(Extracted records)

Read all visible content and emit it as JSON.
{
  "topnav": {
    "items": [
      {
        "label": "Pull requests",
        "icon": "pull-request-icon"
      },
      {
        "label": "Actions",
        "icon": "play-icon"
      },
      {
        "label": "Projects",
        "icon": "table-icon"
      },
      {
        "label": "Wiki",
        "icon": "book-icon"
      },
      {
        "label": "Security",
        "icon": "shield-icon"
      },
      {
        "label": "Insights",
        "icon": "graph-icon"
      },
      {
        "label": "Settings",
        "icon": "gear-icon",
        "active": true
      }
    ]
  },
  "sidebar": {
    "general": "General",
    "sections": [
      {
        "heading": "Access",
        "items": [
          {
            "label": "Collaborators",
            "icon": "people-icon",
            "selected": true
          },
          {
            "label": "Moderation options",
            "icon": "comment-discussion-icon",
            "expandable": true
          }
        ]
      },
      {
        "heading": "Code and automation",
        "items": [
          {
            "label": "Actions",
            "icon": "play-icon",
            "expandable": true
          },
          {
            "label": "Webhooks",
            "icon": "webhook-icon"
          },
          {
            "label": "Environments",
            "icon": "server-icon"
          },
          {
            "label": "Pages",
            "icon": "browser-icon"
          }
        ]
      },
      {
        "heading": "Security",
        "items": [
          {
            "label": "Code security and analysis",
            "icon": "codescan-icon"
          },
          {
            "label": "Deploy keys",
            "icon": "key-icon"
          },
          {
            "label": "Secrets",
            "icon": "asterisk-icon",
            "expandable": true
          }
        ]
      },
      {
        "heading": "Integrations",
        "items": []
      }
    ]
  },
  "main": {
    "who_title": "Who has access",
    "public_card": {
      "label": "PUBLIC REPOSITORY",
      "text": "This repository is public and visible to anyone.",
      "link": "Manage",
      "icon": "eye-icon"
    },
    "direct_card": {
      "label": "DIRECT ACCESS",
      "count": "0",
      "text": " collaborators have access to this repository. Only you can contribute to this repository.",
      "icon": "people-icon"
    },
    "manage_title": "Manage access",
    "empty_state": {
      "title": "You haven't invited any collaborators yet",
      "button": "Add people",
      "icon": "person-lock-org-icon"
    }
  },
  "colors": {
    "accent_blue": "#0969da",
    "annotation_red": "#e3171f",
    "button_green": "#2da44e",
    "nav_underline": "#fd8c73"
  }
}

◆ YOUR GOAL: All entries shown above should be printed again exactly.

◆ THE ANSWER:
Read all visible content and emit it as JSON.
{
  "topnav": {
    "items": [
      {
        "label": "Pull requests",
        "icon": "pull-request-icon"
      },
      {
        "label": "Actions",
        "icon": "play-icon"
      },
      {
        "label": "Projects",
        "icon": "table-icon"
      },
      {
        "label": "Wiki",
        "icon": "book-icon"
      },
      {
        "label": "Security",
        "icon": "shield-icon"
      },
      {
        "label": "Insights",
        "icon": "graph-icon"
      },
      {
        "label": "Settings",
        "icon": "gear-icon",
        "active": true
      }
    ]
  },
  "sidebar": {
    "general": "General",
    "sections": [
      {
        "heading": "Access",
        "items": [
          {
            "label": "Collaborators",
            "icon": "people-icon",
            "selected": true
          },
          {
            "label": "Moderation options",
            "icon": "comment-discussion-icon",
            "expandable": true
          }
        ]
      },
      {
        "heading": "Code and automation",
        "items": [
          {
            "label": "Actions",
            "icon": "play-icon",
            "expandable": true
          },
          {
            "label": "Webhooks",
            "icon": "webhook-icon"
          },
          {
            "label": "Environments",
            "icon": "server-icon"
          },
          {
            "label": "Pages",
            "icon": "browser-icon"
          }
        ]
      },
      {
        "heading": "Security",
        "items": [
          {
            "label": "Code security and analysis",
            "icon": "codescan-icon"
          },
          {
            "label": "Deploy keys",
            "icon": "key-icon"
          },
          {
            "label": "Secrets",
            "icon": "asterisk-icon",
            "expandable": true
          }
        ]
      },
      {
        "heading": "Integrations",
        "items": []
      }
    ]
  },
  "main": {
    "who_title": "Who has access",
    "public_card": {
      "label": "PUBLIC REPOSITORY",
      "text": "This repository is public and visible to anyone.",
      "link": "Manage",
      "icon": "eye-icon"
    },
    "direct_card": {
      "label": "DIRECT ACCESS",
      "count": "0",
      "text": " collaborators have access to this repository. Only you can contribute to this repository.",
      "icon": "people-icon"
    },
    "manage_title": "Manage access",
    "empty_state": {
      "title": "You haven't invited any collaborators yet",
      "button": "Add people",
      "icon": "person-lock-org-icon"
    }
  },
  "colors": {
    "accent_blue": "#0969da",
    "annotation_red": "#e3171f",
    "button_green": "#2da44e",
    "nav_underline": "#fd8c73"
  }
}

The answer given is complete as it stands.